[Data records]
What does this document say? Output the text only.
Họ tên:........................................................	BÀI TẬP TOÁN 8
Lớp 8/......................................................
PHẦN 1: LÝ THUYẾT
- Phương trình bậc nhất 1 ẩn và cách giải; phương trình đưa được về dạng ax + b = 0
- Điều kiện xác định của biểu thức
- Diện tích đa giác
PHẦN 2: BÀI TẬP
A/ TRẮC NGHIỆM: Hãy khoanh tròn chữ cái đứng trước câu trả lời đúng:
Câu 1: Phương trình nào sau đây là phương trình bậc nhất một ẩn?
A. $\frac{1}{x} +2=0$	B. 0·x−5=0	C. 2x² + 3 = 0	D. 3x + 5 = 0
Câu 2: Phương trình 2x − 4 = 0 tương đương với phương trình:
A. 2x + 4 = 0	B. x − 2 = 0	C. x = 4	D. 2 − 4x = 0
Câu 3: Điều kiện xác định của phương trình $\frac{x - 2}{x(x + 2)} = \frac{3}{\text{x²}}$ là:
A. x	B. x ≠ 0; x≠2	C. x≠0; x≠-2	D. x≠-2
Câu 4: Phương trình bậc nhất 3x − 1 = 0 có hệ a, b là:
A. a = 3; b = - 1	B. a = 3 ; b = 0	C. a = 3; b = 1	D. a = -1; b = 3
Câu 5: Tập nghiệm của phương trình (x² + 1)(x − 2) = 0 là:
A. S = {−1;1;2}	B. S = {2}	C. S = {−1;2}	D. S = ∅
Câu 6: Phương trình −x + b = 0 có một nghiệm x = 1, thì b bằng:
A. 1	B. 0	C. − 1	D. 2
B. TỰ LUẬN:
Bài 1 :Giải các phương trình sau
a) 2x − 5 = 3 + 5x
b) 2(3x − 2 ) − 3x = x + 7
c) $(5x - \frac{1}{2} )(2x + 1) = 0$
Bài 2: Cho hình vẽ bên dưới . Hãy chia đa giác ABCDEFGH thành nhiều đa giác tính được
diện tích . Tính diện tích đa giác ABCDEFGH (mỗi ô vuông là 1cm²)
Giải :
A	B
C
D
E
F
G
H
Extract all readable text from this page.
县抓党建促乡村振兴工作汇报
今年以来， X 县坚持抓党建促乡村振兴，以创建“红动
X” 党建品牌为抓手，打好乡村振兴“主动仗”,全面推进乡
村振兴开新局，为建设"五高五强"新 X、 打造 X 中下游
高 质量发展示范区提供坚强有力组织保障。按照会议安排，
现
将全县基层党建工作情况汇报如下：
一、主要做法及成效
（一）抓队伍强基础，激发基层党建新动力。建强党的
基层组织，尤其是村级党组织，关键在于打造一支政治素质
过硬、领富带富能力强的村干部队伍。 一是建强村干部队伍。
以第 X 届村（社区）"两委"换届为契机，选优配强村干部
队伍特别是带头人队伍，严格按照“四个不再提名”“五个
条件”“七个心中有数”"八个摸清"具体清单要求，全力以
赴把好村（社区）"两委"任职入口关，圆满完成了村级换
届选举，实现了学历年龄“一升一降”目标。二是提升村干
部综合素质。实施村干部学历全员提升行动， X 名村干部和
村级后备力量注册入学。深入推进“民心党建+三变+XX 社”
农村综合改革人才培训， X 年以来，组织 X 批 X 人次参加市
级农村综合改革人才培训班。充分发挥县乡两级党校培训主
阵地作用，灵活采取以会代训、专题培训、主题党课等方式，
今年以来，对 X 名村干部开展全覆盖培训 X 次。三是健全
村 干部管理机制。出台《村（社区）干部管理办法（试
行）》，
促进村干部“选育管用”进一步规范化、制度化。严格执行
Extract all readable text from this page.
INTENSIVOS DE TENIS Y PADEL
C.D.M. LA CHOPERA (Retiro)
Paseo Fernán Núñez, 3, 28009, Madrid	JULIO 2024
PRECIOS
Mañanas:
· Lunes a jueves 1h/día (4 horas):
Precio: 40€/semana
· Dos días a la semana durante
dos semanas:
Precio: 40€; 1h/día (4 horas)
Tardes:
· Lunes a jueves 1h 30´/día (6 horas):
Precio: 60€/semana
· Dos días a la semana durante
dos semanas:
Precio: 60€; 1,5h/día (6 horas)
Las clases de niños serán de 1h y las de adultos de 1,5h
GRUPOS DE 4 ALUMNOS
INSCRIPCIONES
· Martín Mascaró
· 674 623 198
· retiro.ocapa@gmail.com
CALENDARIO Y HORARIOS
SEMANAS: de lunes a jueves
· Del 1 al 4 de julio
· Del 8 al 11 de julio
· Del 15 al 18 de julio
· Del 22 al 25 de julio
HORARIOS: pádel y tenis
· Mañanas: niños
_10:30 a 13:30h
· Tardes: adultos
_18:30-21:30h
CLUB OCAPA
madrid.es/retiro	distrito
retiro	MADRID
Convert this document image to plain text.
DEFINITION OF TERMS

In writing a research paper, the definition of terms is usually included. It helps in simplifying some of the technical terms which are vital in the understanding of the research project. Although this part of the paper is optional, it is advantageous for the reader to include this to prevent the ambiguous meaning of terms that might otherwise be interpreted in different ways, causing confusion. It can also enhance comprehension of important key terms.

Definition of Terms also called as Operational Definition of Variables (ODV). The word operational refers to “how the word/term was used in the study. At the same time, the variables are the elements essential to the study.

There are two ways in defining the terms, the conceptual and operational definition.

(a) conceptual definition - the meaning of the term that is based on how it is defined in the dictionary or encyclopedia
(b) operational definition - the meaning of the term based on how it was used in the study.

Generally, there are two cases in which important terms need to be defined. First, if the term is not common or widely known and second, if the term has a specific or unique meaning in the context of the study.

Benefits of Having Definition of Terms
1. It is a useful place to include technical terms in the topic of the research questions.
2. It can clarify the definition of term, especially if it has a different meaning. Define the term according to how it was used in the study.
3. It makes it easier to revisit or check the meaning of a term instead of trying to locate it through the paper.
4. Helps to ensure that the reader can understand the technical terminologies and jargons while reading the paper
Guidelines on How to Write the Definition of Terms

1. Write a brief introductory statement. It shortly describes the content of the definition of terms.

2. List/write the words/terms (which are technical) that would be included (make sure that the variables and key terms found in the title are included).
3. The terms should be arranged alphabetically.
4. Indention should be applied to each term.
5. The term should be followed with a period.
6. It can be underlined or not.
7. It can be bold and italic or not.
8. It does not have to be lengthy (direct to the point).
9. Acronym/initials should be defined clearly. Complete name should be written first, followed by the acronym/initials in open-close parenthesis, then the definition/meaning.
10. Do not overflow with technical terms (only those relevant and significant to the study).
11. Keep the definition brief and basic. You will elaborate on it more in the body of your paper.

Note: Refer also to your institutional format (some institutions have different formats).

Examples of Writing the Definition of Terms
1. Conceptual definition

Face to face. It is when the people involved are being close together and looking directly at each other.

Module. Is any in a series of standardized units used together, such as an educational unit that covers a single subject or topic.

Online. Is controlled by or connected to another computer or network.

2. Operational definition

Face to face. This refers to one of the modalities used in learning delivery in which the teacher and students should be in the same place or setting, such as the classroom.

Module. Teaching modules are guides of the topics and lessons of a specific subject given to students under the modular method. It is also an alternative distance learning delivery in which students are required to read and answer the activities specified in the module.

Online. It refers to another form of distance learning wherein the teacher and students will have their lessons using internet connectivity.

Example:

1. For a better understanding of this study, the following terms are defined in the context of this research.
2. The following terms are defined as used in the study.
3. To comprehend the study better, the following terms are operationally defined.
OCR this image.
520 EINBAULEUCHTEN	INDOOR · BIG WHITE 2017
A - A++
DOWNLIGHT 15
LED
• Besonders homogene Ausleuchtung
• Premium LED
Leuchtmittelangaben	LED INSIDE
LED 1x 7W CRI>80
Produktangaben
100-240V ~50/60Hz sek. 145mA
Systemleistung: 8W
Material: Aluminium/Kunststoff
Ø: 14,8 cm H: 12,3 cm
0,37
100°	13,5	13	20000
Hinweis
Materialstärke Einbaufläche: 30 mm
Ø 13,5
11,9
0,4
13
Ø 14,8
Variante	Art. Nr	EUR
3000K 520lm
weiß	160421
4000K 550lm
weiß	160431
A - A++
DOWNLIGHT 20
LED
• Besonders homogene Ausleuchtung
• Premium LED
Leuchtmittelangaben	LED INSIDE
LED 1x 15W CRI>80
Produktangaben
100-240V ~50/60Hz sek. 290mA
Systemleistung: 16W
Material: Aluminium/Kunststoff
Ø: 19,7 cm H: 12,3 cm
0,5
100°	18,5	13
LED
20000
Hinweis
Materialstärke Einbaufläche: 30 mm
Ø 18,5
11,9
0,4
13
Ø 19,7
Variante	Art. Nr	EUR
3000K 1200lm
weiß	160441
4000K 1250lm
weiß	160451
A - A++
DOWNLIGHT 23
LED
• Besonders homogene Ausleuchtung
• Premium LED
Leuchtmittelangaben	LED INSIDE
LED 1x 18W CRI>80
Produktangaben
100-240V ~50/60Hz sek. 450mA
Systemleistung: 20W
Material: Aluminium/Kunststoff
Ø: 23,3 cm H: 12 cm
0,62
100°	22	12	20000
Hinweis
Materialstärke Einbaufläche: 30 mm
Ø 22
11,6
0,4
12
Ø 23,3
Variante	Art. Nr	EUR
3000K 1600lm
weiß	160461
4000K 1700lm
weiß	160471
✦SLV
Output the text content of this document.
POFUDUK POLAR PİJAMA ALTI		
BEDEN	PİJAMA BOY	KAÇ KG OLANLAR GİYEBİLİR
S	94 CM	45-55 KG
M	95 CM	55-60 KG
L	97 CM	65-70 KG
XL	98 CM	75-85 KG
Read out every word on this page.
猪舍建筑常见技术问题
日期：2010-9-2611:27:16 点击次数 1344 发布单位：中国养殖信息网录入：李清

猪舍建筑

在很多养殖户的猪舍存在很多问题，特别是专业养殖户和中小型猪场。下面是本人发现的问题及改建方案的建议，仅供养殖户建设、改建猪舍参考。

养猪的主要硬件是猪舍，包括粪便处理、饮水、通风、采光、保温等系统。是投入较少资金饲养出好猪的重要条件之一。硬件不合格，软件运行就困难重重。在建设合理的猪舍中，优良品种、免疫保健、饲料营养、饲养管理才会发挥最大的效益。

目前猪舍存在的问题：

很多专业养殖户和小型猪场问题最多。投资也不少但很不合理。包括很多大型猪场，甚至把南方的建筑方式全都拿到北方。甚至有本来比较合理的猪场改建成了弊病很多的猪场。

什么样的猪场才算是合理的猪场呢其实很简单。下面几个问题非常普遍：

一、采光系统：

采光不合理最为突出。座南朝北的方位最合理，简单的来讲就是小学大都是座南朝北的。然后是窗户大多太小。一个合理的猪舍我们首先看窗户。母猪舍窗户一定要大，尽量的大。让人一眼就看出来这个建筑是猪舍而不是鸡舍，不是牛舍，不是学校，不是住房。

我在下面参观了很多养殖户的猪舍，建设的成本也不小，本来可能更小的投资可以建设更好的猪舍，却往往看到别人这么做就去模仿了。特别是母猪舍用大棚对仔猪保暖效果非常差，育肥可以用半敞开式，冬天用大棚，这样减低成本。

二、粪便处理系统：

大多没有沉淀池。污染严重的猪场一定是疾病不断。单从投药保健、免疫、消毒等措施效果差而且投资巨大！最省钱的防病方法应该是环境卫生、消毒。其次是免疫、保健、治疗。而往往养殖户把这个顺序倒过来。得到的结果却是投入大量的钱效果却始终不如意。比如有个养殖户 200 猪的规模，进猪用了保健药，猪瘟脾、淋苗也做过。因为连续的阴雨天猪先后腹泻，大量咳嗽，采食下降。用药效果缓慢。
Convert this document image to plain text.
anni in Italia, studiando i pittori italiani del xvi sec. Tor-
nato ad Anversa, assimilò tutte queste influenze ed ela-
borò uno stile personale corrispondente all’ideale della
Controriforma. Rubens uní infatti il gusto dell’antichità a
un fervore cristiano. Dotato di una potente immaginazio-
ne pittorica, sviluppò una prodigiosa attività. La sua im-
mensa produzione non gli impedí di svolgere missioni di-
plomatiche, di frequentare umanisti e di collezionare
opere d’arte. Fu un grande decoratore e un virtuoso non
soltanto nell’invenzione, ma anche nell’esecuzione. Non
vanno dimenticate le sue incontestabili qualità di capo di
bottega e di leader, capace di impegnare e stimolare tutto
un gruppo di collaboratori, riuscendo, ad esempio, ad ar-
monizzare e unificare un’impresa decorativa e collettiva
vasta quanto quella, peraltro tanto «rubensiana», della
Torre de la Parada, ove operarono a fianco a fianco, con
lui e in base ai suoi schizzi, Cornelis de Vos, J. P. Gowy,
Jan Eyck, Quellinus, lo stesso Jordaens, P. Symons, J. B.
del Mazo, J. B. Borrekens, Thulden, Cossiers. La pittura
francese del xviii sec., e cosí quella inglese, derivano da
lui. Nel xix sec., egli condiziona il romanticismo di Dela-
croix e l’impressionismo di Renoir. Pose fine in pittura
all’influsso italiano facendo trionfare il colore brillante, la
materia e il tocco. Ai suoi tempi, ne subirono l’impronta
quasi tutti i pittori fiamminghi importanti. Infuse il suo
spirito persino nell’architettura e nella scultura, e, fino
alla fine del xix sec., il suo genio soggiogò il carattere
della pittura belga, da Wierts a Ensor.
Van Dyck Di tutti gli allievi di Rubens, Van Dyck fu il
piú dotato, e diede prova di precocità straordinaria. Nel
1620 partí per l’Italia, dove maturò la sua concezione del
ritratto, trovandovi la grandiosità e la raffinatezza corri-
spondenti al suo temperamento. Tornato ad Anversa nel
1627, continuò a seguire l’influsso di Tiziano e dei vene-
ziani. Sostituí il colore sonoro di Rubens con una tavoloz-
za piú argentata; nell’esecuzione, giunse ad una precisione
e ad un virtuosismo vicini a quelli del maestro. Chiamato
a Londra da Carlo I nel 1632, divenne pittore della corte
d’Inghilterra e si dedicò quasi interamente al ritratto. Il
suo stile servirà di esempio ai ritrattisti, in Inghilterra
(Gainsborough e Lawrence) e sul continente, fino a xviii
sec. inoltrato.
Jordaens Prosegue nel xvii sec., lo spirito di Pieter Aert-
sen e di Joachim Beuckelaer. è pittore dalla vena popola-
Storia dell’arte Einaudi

### WHAT YOU HAVE TO DO
Copy out each line of the material that holds the word "following".

### WRITTEN ANSWER
1. For a better understanding of this study, the following terms are defined in the context of this research.
2. The following terms are defined as used in the study.
3. To comprehend the study better, the following terms are operationally defined.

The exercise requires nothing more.